• _Instructions to follow_: Copy each line below exactly and leave the pictures out.

○ ○ ○ ○

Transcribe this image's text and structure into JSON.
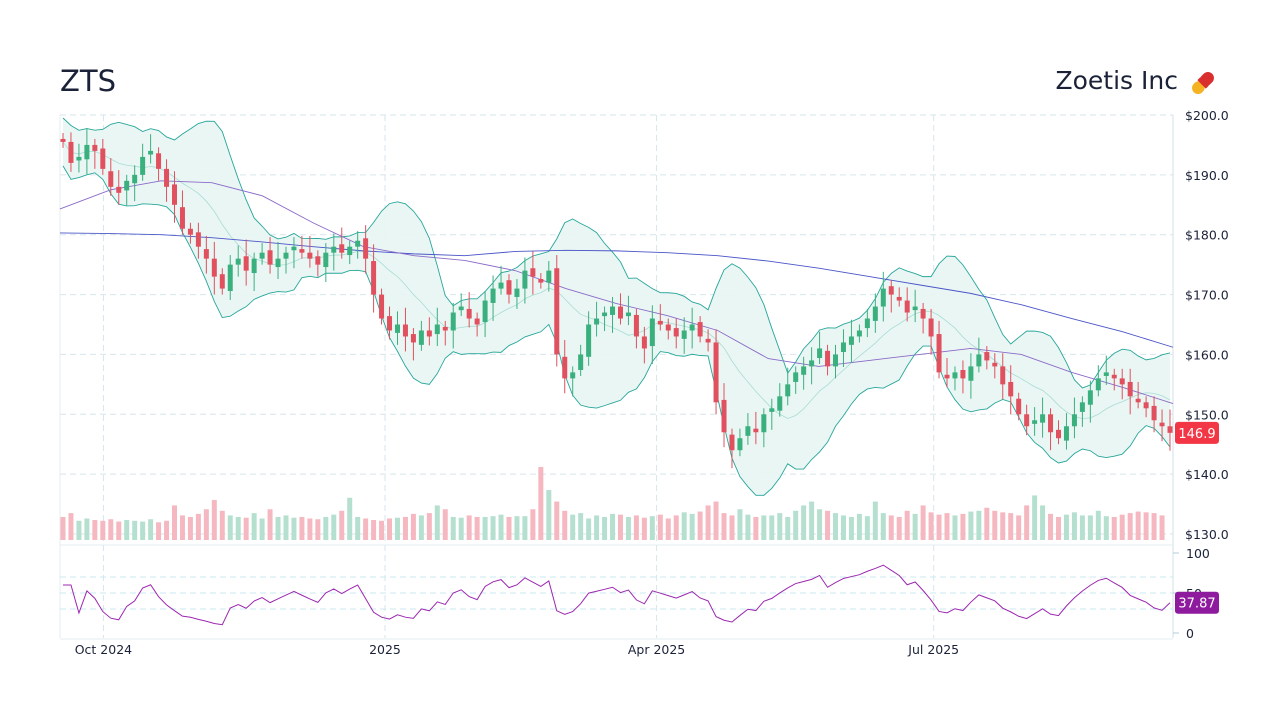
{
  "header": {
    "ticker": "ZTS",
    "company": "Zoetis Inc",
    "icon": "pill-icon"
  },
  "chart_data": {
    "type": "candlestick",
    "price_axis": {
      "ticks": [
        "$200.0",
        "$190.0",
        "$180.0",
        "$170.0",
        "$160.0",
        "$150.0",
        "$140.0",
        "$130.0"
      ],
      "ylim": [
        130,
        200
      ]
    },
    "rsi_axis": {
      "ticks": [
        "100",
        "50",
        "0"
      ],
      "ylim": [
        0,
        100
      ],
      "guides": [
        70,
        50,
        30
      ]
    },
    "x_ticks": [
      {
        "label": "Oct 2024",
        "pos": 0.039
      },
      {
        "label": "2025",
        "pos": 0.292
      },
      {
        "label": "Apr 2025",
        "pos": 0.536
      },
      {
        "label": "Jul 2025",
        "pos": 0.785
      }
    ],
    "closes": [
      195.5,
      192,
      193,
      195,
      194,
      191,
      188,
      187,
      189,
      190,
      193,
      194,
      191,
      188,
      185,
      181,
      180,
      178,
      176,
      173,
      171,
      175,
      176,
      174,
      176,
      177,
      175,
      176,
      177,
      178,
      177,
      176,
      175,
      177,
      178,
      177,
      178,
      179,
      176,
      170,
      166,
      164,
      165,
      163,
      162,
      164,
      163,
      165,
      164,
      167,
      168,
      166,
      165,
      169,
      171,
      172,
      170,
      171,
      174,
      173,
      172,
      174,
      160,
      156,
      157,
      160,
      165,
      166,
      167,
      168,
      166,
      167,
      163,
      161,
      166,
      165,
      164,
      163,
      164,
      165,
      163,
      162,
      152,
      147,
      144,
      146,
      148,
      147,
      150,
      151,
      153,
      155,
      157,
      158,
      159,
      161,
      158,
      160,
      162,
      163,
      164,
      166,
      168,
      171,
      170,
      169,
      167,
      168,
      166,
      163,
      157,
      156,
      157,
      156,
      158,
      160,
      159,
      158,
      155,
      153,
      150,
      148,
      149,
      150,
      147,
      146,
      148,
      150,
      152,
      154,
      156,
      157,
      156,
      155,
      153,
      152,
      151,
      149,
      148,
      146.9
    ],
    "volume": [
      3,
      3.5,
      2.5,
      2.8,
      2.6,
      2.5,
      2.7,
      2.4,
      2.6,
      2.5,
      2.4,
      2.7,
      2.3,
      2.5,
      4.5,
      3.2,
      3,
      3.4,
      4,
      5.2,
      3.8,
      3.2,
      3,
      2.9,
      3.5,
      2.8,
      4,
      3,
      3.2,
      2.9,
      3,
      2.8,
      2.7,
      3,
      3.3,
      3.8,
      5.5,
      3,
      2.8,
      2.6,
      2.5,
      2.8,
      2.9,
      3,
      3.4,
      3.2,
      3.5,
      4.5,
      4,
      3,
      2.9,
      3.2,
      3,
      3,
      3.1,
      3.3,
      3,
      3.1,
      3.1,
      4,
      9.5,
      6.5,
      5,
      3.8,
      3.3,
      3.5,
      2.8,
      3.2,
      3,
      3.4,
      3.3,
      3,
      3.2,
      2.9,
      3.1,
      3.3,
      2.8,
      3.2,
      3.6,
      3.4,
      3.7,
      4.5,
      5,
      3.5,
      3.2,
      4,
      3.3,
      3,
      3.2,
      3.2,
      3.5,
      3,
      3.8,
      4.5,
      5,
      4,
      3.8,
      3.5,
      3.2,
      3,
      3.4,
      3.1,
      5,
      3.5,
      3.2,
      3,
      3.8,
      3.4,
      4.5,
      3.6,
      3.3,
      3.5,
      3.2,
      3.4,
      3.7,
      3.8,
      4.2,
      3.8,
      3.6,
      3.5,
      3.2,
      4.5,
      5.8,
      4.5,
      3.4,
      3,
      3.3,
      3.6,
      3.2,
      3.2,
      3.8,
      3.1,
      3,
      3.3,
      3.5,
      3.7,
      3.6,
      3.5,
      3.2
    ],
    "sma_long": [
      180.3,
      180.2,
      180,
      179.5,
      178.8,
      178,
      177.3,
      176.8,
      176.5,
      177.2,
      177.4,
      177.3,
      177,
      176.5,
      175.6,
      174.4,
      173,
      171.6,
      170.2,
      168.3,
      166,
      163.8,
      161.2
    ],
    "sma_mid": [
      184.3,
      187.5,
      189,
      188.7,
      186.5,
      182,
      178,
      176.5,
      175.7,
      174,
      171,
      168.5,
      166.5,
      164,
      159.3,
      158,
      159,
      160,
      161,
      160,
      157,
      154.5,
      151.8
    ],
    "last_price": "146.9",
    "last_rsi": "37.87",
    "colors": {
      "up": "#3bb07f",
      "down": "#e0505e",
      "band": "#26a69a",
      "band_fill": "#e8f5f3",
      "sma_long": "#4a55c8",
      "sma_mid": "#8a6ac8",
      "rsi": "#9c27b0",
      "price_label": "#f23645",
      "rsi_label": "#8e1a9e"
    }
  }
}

○ ○ ○ ○

• _Full solution_:
Transcribe this image's text and structure into JSON.
{
  "header": {
    "ticker": "ZTS",
    "company": "Zoetis Inc",
    "icon": "pill-icon"
  },
  "chart_data": {
    "type": "candlestick",
    "price_axis": {
      "ticks": [
        "$200.0",
        "$190.0",
        "$180.0",
        "$170.0",
        "$160.0",
        "$150.0",
        "$140.0",
        "$130.0"
      ],
      "ylim": [
        130,
        200
      ]
    },
    "rsi_axis": {
      "ticks": [
        "100",
        "50",
        "0"
      ],
      "ylim": [
        0,
        100
      ],
      "guides": [
        70,
        50,
        30
      ]
    },
    "x_ticks": [
      {
        "label": "Oct 2024",
        "pos": 0.039
      },
      {
        "label": "2025",
        "pos": 0.292
      },
      {
        "label": "Apr 2025",
        "pos": 0.536
      },
      {
        "label": "Jul 2025",
        "pos": 0.785
      }
    ],
    "closes": [
      195.5,
      192,
      193,
      195,
      194,
      191,
      188,
      187,
      189,
      190,
      193,
      194,
      191,
      188,
      185,
      181,
      180,
      178,
      176,
      173,
      171,
      175,
      176,
      174,
      176,
      177,
      175,
      176,
      177,
      178,
      177,
      176,
      175,
      177,
      178,
      177,
      178,
      179,
      176,
      170,
      166,
      164,
      165,
      163,
      162,
      164,
      163,
      165,
      164,
      167,
      168,
      166,
      165,
      169,
      171,
      172,
      170,
      171,
      174,
      173,
      172,
      174,
      160,
      156,
      157,
      160,
      165,
      166,
      167,
      168,
      166,
      167,
      163,
      161,
      166,
      165,
      164,
      163,
      164,
      165,
      163,
      162,
      152,
      147,
      144,
      146,
      148,
      147,
      150,
      151,
      153,
      155,
      157,
      158,
      159,
      161,
      158,
      160,
      162,
      163,
      164,
      166,
      168,
      171,
      170,
      169,
      167,
      168,
      166,
      163,
      157,
      156,
      157,
      156,
      158,
      160,
      159,
      158,
      155,
      153,
      150,
      148,
      149,
      150,
      147,
      146,
      148,
      150,
      152,
      154,
      156,
      157,
      156,
      155,
      153,
      152,
      151,
      149,
      148,
      146.9
    ],
    "volume": [
      3,
      3.5,
      2.5,
      2.8,
      2.6,
      2.5,
      2.7,
      2.4,
      2.6,
      2.5,
      2.4,
      2.7,
      2.3,
      2.5,
      4.5,
      3.2,
      3,
      3.4,
      4,
      5.2,
      3.8,
      3.2,
      3,
      2.9,
      3.5,
      2.8,
      4,
      3,
      3.2,
      2.9,
      3,
      2.8,
      2.7,
      3,
      3.3,
      3.8,
      5.5,
      3,
      2.8,
      2.6,
      2.5,
      2.8,
      2.9,
      3,
      3.4,
      3.2,
      3.5,
      4.5,
      4,
      3,
      2.9,
      3.2,
      3,
      3,
      3.1,
      3.3,
      3,
      3.1,
      3.1,
      4,
      9.5,
      6.5,
      5,
      3.8,
      3.3,
      3.5,
      2.8,
      3.2,
      3,
      3.4,
      3.3,
      3,
      3.2,
      2.9,
      3.1,
      3.3,
      2.8,
      3.2,
      3.6,
      3.4,
      3.7,
      4.5,
      5,
      3.5,
      3.2,
      4,
      3.3,
      3,
      3.2,
      3.2,
      3.5,
      3,
      3.8,
      4.5,
      5,
      4,
      3.8,
      3.5,
      3.2,
      3,
      3.4,
      3.1,
      5,
      3.5,
      3.2,
      3,
      3.8,
      3.4,
      4.5,
      3.6,
      3.3,
      3.5,
      3.2,
      3.4,
      3.7,
      3.8,
      4.2,
      3.8,
      3.6,
      3.5,
      3.2,
      4.5,
      5.8,
      4.5,
      3.4,
      3,
      3.3,
      3.6,
      3.2,
      3.2,
      3.8,
      3.1,
      3,
      3.3,
      3.5,
      3.7,
      3.6,
      3.5,
      3.2
    ],
    "sma_long": [
      180.3,
      180.2,
      180,
      179.5,
      178.8,
      178,
      177.3,
      176.8,
      176.5,
      177.2,
      177.4,
      177.3,
      177,
      176.5,
      175.6,
      174.4,
      173,
      171.6,
      170.2,
      168.3,
      166,
      163.8,
      161.2
    ],
    "sma_mid": [
      184.3,
      187.5,
      189,
      188.7,
      186.5,
      182,
      178,
      176.5,
      175.7,
      174,
      171,
      168.5,
      166.5,
      164,
      159.3,
      158,
      159,
      160,
      161,
      160,
      157,
      154.5,
      151.8
    ],
    "last_price": "146.9",
    "last_rsi": "37.87",
    "colors": {
      "up": "#3bb07f",
      "down": "#e0505e",
      "band": "#26a69a",
      "band_fill": "#e8f5f3",
      "sma_long": "#4a55c8",
      "sma_mid": "#8a6ac8",
      "rsi": "#9c27b0",
      "price_label": "#f23645",
      "rsi_label": "#8e1a9e"
    }
  }
}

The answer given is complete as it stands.